_WRITTEN PROBLEM_: Filter the listing and keep only the lines with the word "logement".

_SOURCE DATA_:
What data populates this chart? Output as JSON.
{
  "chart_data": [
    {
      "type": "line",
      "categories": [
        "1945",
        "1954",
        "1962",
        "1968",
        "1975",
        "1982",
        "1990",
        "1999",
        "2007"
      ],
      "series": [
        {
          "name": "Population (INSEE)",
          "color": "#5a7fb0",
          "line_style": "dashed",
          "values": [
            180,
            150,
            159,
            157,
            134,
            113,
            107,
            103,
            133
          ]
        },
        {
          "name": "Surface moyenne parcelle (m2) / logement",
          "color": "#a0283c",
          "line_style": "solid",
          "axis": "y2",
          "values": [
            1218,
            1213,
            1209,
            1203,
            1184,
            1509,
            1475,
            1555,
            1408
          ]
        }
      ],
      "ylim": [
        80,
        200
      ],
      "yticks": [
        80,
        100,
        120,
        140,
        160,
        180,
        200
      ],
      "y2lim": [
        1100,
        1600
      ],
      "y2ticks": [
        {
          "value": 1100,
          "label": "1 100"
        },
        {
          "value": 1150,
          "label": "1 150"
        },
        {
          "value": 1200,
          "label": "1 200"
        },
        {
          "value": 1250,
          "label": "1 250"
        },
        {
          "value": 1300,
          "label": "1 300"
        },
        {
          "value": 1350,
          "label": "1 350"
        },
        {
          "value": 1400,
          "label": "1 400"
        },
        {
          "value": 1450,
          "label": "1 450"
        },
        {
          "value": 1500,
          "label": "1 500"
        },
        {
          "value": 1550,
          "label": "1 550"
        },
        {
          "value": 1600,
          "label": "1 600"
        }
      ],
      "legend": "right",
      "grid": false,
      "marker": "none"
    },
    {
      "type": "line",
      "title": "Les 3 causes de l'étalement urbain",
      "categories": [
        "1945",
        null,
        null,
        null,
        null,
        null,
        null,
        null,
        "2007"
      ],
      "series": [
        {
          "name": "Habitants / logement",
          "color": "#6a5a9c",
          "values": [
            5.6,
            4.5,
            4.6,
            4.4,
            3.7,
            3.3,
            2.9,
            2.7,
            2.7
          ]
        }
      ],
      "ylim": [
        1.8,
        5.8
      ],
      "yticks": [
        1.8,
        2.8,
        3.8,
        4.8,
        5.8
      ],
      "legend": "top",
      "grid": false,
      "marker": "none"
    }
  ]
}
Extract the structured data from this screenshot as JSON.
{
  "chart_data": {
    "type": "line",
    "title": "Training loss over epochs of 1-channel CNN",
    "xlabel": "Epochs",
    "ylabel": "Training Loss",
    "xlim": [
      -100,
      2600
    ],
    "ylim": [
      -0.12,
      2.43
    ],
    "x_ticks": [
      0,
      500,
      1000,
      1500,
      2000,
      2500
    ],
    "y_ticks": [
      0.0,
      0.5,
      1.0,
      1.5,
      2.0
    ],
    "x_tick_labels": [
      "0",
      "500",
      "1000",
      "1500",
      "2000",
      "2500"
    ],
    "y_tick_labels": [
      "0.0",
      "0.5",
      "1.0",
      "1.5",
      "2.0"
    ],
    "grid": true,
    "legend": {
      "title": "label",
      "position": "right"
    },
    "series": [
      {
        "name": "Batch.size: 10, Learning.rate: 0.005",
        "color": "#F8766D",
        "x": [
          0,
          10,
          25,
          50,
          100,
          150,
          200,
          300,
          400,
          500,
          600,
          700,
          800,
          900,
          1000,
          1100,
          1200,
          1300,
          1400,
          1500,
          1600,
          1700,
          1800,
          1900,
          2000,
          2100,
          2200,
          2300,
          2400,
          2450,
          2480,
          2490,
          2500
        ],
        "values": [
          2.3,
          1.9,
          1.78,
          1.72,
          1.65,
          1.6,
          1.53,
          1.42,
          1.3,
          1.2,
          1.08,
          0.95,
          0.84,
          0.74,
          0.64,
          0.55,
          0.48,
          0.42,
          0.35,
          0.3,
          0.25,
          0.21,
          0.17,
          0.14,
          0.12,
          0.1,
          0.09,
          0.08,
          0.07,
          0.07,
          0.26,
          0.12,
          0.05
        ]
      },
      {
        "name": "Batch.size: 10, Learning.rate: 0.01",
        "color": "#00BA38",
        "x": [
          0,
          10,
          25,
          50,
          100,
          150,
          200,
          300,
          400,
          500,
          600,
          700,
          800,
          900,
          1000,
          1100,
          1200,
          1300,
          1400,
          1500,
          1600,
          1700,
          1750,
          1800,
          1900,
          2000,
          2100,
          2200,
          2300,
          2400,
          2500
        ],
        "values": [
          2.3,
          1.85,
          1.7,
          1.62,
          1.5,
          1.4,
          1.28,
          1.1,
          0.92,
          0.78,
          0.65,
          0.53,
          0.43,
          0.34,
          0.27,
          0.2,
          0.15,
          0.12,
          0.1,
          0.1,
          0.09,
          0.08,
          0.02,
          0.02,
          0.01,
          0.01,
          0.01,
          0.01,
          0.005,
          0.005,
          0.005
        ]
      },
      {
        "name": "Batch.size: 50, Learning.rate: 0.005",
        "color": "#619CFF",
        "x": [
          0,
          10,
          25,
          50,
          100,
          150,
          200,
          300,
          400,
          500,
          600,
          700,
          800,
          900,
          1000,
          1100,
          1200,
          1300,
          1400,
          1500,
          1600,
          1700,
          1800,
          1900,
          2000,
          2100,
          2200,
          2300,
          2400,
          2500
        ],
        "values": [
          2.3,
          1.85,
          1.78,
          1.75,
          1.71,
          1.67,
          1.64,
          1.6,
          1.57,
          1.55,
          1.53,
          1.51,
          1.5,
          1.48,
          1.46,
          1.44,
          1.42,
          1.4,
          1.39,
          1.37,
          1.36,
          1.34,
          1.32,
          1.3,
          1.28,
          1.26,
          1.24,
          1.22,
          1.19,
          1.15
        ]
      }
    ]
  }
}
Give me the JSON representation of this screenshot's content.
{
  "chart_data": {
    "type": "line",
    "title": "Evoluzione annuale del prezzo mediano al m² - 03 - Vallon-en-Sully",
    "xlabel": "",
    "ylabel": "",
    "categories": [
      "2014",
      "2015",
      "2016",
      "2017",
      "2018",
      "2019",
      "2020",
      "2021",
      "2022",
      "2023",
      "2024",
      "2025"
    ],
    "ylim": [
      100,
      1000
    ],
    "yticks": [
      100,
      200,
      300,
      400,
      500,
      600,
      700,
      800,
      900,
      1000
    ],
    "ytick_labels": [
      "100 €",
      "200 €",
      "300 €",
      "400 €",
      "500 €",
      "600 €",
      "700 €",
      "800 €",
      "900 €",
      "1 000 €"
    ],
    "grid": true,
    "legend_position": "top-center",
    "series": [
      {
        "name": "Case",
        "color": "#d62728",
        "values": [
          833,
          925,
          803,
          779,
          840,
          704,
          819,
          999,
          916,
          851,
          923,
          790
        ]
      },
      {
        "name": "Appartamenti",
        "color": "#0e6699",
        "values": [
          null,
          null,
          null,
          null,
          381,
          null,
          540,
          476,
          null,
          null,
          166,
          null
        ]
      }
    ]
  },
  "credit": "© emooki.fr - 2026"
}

_THE REPLY_:
          "name": "Surface moyenne parcelle (m2) / logement",
          "name": "Habitants / logement",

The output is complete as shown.